• Material provided:
● ● ●
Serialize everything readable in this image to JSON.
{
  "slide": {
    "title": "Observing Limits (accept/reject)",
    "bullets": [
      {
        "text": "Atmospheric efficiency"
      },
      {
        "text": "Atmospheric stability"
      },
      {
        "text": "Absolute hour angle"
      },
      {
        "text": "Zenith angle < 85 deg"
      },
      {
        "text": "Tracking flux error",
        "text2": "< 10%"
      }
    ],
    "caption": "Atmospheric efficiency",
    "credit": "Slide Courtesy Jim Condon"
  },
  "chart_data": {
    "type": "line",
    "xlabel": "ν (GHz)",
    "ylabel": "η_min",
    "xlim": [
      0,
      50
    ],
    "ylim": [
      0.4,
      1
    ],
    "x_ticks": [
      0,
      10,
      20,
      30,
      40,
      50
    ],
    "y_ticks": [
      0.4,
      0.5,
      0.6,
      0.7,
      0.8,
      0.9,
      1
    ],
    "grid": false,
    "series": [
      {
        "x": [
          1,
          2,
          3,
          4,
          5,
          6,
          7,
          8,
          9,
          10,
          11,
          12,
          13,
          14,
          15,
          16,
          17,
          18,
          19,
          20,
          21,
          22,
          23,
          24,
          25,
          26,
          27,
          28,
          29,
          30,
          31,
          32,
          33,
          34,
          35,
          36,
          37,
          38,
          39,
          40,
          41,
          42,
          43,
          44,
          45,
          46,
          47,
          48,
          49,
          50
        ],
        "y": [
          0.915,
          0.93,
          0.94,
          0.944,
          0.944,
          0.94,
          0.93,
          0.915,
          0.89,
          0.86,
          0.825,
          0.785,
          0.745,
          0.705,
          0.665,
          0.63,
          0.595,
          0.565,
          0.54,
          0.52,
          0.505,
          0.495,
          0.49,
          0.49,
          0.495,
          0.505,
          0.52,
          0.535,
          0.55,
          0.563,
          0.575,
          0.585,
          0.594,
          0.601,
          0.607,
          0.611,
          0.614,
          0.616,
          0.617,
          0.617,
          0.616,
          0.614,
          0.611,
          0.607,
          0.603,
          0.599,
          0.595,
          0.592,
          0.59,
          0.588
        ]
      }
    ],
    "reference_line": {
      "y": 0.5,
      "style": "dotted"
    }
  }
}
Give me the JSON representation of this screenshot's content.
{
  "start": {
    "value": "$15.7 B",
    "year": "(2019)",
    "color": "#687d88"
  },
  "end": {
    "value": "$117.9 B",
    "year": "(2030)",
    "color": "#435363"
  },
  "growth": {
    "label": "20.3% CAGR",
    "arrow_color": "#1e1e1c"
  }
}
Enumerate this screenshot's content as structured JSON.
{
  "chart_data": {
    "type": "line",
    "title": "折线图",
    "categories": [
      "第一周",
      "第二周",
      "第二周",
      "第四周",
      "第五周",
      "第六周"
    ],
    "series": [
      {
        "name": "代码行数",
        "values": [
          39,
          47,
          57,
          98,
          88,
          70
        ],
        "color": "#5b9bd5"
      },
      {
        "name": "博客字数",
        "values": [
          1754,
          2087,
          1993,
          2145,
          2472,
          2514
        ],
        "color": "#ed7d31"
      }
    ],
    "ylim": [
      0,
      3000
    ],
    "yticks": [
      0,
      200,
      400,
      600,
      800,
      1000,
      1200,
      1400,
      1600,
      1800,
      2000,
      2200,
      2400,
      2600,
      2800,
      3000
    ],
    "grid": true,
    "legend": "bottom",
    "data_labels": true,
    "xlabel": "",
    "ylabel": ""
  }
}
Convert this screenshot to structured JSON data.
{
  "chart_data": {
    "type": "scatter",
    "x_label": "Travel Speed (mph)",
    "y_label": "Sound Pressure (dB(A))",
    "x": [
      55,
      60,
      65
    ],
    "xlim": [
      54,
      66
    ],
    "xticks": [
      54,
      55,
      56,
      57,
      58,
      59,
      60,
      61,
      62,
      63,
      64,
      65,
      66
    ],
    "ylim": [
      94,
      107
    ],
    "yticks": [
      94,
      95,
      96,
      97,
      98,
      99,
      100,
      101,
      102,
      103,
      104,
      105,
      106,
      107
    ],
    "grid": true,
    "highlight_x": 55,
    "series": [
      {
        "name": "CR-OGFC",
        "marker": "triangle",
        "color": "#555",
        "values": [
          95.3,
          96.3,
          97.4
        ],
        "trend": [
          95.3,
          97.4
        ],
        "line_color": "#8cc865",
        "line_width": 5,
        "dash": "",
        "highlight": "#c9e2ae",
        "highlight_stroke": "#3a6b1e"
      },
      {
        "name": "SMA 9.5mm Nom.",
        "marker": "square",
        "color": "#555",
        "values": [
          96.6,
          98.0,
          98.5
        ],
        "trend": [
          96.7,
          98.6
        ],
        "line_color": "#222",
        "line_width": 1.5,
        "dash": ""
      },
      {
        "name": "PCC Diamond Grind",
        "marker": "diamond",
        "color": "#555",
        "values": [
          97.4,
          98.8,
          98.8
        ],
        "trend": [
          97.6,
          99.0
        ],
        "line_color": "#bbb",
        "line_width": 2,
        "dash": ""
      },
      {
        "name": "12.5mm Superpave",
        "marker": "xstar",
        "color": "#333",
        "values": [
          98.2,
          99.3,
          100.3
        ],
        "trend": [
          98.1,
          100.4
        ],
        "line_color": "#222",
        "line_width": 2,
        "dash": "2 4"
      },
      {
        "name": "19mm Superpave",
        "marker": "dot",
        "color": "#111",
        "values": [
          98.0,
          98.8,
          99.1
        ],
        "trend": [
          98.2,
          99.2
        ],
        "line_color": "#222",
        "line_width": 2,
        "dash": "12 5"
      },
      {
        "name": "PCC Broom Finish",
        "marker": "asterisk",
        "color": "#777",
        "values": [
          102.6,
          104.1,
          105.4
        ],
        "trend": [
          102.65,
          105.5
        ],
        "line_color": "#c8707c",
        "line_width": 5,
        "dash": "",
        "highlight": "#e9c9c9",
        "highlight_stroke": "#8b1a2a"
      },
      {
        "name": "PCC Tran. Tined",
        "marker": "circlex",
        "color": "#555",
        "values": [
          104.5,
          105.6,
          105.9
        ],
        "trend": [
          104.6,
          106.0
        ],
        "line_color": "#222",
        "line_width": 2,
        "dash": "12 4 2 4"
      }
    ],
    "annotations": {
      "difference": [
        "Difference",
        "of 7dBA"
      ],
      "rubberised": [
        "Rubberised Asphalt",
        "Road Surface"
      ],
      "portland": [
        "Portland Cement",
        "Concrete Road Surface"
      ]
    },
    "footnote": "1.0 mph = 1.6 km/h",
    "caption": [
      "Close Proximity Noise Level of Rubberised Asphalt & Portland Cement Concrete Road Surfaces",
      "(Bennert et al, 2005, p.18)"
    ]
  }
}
● ● ●
• Instructions to follow: Extract every entry above as it appears.

• Solution for this task:
Serialize everything readable in this image to JSON.
{
  "slide": {
    "title": "Observing Limits (accept/reject)",
    "bullets": [
      {
        "text": "Atmospheric efficiency"
      },
      {
        "text": "Atmospheric stability"
      },
      {
        "text": "Absolute hour angle"
      },
      {
        "text": "Zenith angle < 85 deg"
      },
      {
        "text": "Tracking flux error",
        "text2": "< 10%"
      }
    ],
    "caption": "Atmospheric efficiency",
    "credit": "Slide Courtesy Jim Condon"
  },
  "chart_data": {
    "type": "line",
    "xlabel": "ν (GHz)",
    "ylabel": "η_min",
    "xlim": [
      0,
      50
    ],
    "ylim": [
      0.4,
      1
    ],
    "x_ticks": [
      0,
      10,
      20,
      30,
      40,
      50
    ],
    "y_ticks": [
      0.4,
      0.5,
      0.6,
      0.7,
      0.8,
      0.9,
      1
    ],
    "grid": false,
    "series": [
      {
        "x": [
          1,
          2,
          3,
          4,
          5,
          6,
          7,
          8,
          9,
          10,
          11,
          12,
          13,
          14,
          15,
          16,
          17,
          18,
          19,
          20,
          21,
          22,
          23,
          24,
          25,
          26,
          27,
          28,
          29,
          30,
          31,
          32,
          33,
          34,
          35,
          36,
          37,
          38,
          39,
          40,
          41,
          42,
          43,
          44,
          45,
          46,
          47,
          48,
          49,
          50
        ],
        "y": [
          0.915,
          0.93,
          0.94,
          0.944,
          0.944,
          0.94,
          0.93,
          0.915,
          0.89,
          0.86,
          0.825,
          0.785,
          0.745,
          0.705,
          0.665,
          0.63,
          0.595,
          0.565,
          0.54,
          0.52,
          0.505,
          0.495,
          0.49,
          0.49,
          0.495,
          0.505,
          0.52,
          0.535,
          0.55,
          0.563,
          0.575,
          0.585,
          0.594,
          0.601,
          0.607,
          0.611,
          0.614,
          0.616,
          0.617,
          0.617,
          0.616,
          0.614,
          0.611,
          0.607,
          0.603,
          0.599,
          0.595,
          0.592,
          0.59,
          0.588
        ]
      }
    ],
    "reference_line": {
      "y": 0.5,
      "style": "dotted"
    }
  }
}
Give me the JSON representation of this screenshot's content.
{
  "start": {
    "value": "$15.7 B",
    "year": "(2019)",
    "color": "#687d88"
  },
  "end": {
    "value": "$117.9 B",
    "year": "(2030)",
    "color": "#435363"
  },
  "growth": {
    "label": "20.3% CAGR",
    "arrow_color": "#1e1e1c"
  }
}
Enumerate this screenshot's content as structured JSON.
{
  "chart_data": {
    "type": "line",
    "title": "折线图",
    "categories": [
      "第一周",
      "第二周",
      "第二周",
      "第四周",
      "第五周",
      "第六周"
    ],
    "series": [
      {
        "name": "代码行数",
        "values": [
          39,
          47,
          57,
          98,
          88,
          70
        ],
        "color": "#5b9bd5"
      },
      {
        "name": "博客字数",
        "values": [
          1754,
          2087,
          1993,
          2145,
          2472,
          2514
        ],
        "color": "#ed7d31"
      }
    ],
    "ylim": [
      0,
      3000
    ],
    "yticks": [
      0,
      200,
      400,
      600,
      800,
      1000,
      1200,
      1400,
      1600,
      1800,
      2000,
      2200,
      2400,
      2600,
      2800,
      3000
    ],
    "grid": true,
    "legend": "bottom",
    "data_labels": true,
    "xlabel": "",
    "ylabel": ""
  }
}
Convert this screenshot to structured JSON data.
{
  "chart_data": {
    "type": "scatter",
    "x_label": "Travel Speed (mph)",
    "y_label": "Sound Pressure (dB(A))",
    "x": [
      55,
      60,
      65
    ],
    "xlim": [
      54,
      66
    ],
    "xticks": [
      54,
      55,
      56,
      57,
      58,
      59,
      60,
      61,
      62,
      63,
      64,
      65,
      66
    ],
    "ylim": [
      94,
      107
    ],
    "yticks": [
      94,
      95,
      96,
      97,
      98,
      99,
      100,
      101,
      102,
      103,
      104,
      105,
      106,
      107
    ],
    "grid": true,
    "highlight_x": 55,
    "series": [
      {
        "name": "CR-OGFC",
        "marker": "triangle",
        "color": "#555",
        "values": [
          95.3,
          96.3,
          97.4
        ],
        "trend": [
          95.3,
          97.4
        ],
        "line_color": "#8cc865",
        "line_width": 5,
        "dash": "",
        "highlight": "#c9e2ae",
        "highlight_stroke": "#3a6b1e"
      },
      {
        "name": "SMA 9.5mm Nom.",
        "marker": "square",
        "color": "#555",
        "values": [
          96.6,
          98.0,
          98.5
        ],
        "trend": [
          96.7,
          98.6
        ],
        "line_color": "#222",
        "line_width": 1.5,
        "dash": ""
      },
      {
        "name": "PCC Diamond Grind",
        "marker": "diamond",
        "color": "#555",
        "values": [
          97.4,
          98.8,
          98.8
        ],
        "trend": [
          97.6,
          99.0
        ],
        "line_color": "#bbb",
        "line_width": 2,
        "dash": ""
      },
      {
        "name": "12.5mm Superpave",
        "marker": "xstar",
        "color": "#333",
        "values": [
          98.2,
          99.3,
          100.3
        ],
        "trend": [
          98.1,
          100.4
        ],
        "line_color": "#222",
        "line_width": 2,
        "dash": "2 4"
      },
      {
        "name": "19mm Superpave",
        "marker": "dot",
        "color": "#111",
        "values": [
          98.0,
          98.8,
          99.1
        ],
        "trend": [
          98.2,
          99.2
        ],
        "line_color": "#222",
        "line_width": 2,
        "dash": "12 5"
      },
      {
        "name": "PCC Broom Finish",
        "marker": "asterisk",
        "color": "#777",
        "values": [
          102.6,
          104.1,
          105.4
        ],
        "trend": [
          102.65,
          105.5
        ],
        "line_color": "#c8707c",
        "line_width": 5,
        "dash": "",
        "highlight": "#e9c9c9",
        "highlight_stroke": "#8b1a2a"
      },
      {
        "name": "PCC Tran. Tined",
        "marker": "circlex",
        "color": "#555",
        "values": [
          104.5,
          105.6,
          105.9
        ],
        "trend": [
          104.6,
          106.0
        ],
        "line_color": "#222",
        "line_width": 2,
        "dash": "12 4 2 4"
      }
    ],
    "annotations": {
      "difference": [
        "Difference",
        "of 7dBA"
      ],
      "rubberised": [
        "Rubberised Asphalt",
        "Road Surface"
      ],
      "portland": [
        "Portland Cement",
        "Concrete Road Surface"
      ]
    },
    "footnote": "1.0 mph = 1.6 km/h",
    "caption": [
      "Close Proximity Noise Level of Rubberised Asphalt & Portland Cement Concrete Road Surfaces",
      "(Bennert et al, 2005, p.18)"
    ]
  }
}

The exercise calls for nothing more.